__GIVEN TASK__:
Set down each entry exactly as given; pictures should not appear in the copy.

____

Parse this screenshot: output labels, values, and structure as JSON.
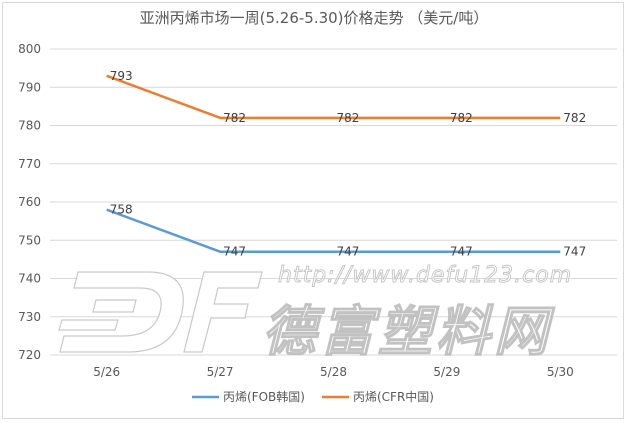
{
  "chart_data": {
    "type": "line",
    "title": "亚洲丙烯市场一周(5.26-5.30)价格走势 （美元/吨）",
    "categories": [
      "5/26",
      "5/27",
      "5/28",
      "5/29",
      "5/30"
    ],
    "ylim": [
      720,
      800
    ],
    "yticks": [
      "720",
      "730",
      "740",
      "750",
      "760",
      "770",
      "780",
      "790",
      "800"
    ],
    "grid": "horizontal",
    "legend_position": "bottom",
    "series": [
      {
        "name": "丙烯(FOB韩国)",
        "color": "#5b9bd5",
        "values": [
          758,
          747,
          747,
          747,
          747
        ]
      },
      {
        "name": "丙烯(CFR中国)",
        "color": "#ed7d31",
        "values": [
          793,
          782,
          782,
          782,
          782
        ]
      }
    ]
  },
  "watermark": {
    "url": "http://www.defu123.com",
    "name": "德富塑料网"
  }
}
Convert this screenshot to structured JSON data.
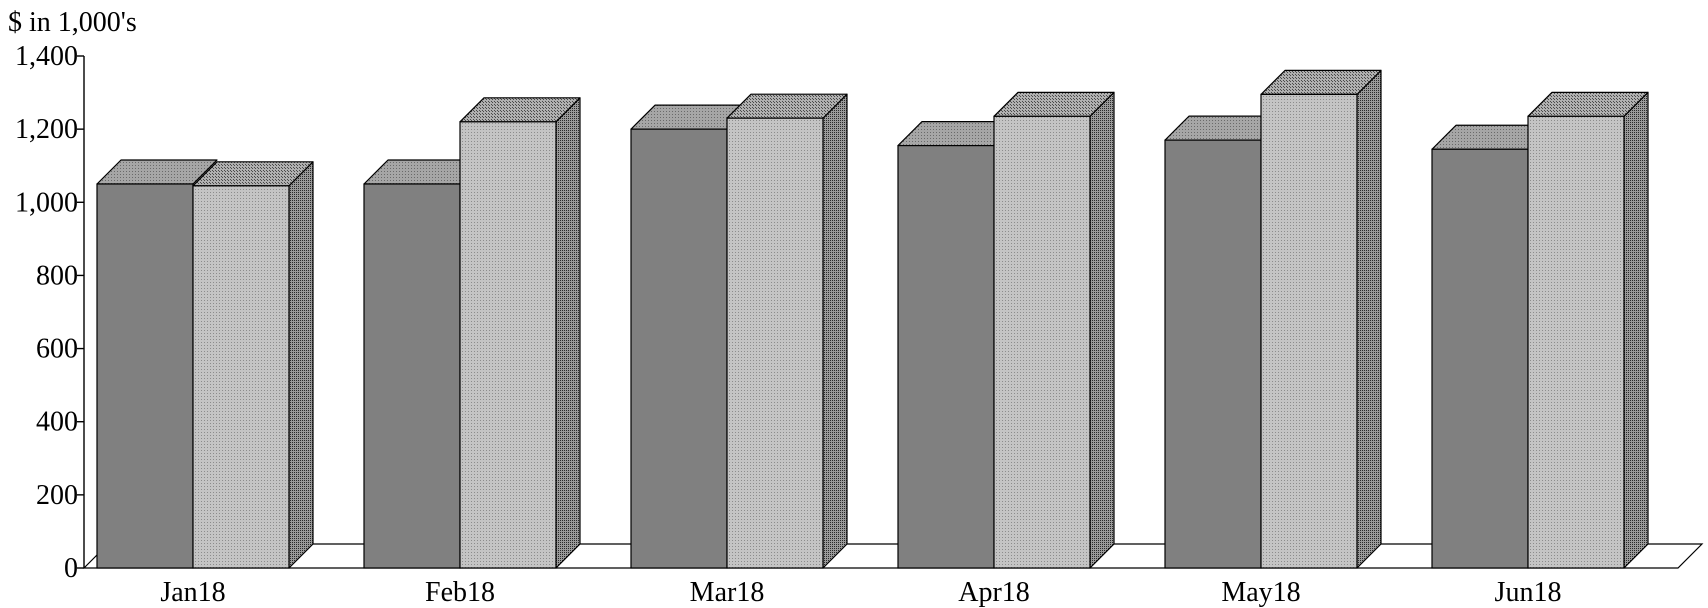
{
  "chart_data": {
    "type": "bar",
    "title": "",
    "ylabel": "$ in 1,000's",
    "xlabel": "",
    "categories": [
      "Jan18",
      "Feb18",
      "Mar18",
      "Apr18",
      "May18",
      "Jun18"
    ],
    "series": [
      {
        "values": [
          1050,
          1050,
          1200,
          1155,
          1170,
          1145
        ]
      },
      {
        "values": [
          1045,
          1220,
          1230,
          1235,
          1295,
          1235
        ]
      }
    ],
    "ylim": [
      0,
      1400
    ],
    "yticks": [
      0,
      200,
      400,
      600,
      800,
      1000,
      1200,
      1400
    ],
    "ytick_labels": [
      "0",
      "200",
      "400",
      "600",
      "800",
      "1,000",
      "1,200",
      "1,400"
    ],
    "grid": false,
    "legend": "none",
    "style": "3d-clustered-column",
    "colors": {
      "series_0_front": "#808080",
      "series_0_top": "#9a9a9a",
      "series_1_front": "#b8b8b8",
      "series_1_top": "#9c9c9c",
      "series_1_side": "#6e6e6e",
      "axis": "#000000"
    }
  }
}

____

__OUTPUT FOR THIS TASK__:
Parse this screenshot: output labels, values, and structure as JSON.
{
  "chart_data": {
    "type": "line",
    "title": "亚洲丙烯市场一周(5.26-5.30)价格走势 （美元/吨）",
    "categories": [
      "5/26",
      "5/27",
      "5/28",
      "5/29",
      "5/30"
    ],
    "ylim": [
      720,
      800
    ],
    "yticks": [
      "720",
      "730",
      "740",
      "750",
      "760",
      "770",
      "780",
      "790",
      "800"
    ],
    "grid": "horizontal",
    "legend_position": "bottom",
    "series": [
      {
        "name": "丙烯(FOB韩国)",
        "color": "#5b9bd5",
        "values": [
          758,
          747,
          747,
          747,
          747
        ]
      },
      {
        "name": "丙烯(CFR中国)",
        "color": "#ed7d31",
        "values": [
          793,
          782,
          782,
          782,
          782
        ]
      }
    ]
  },
  "watermark": {
    "url": "http://www.defu123.com",
    "name": "德富塑料网"
  }
}
Convert this screenshot to structured JSON data.
{
  "chart_data": {
    "type": "bar",
    "title": "",
    "ylabel": "$ in 1,000's",
    "xlabel": "",
    "categories": [
      "Jan18",
      "Feb18",
      "Mar18",
      "Apr18",
      "May18",
      "Jun18"
    ],
    "series": [
      {
        "values": [
          1050,
          1050,
          1200,
          1155,
          1170,
          1145
        ]
      },
      {
        "values": [
          1045,
          1220,
          1230,
          1235,
          1295,
          1235
        ]
      }
    ],
    "ylim": [
      0,
      1400
    ],
    "yticks": [
      0,
      200,
      400,
      600,
      800,
      1000,
      1200,
      1400
    ],
    "ytick_labels": [
      "0",
      "200",
      "400",
      "600",
      "800",
      "1,000",
      "1,200",
      "1,400"
    ],
    "grid": false,
    "legend": "none",
    "style": "3d-clustered-column",
    "colors": {
      "series_0_front": "#808080",
      "series_0_top": "#9a9a9a",
      "series_1_front": "#b8b8b8",
      "series_1_top": "#9c9c9c",
      "series_1_side": "#6e6e6e",
      "axis": "#000000"
    }
  }
}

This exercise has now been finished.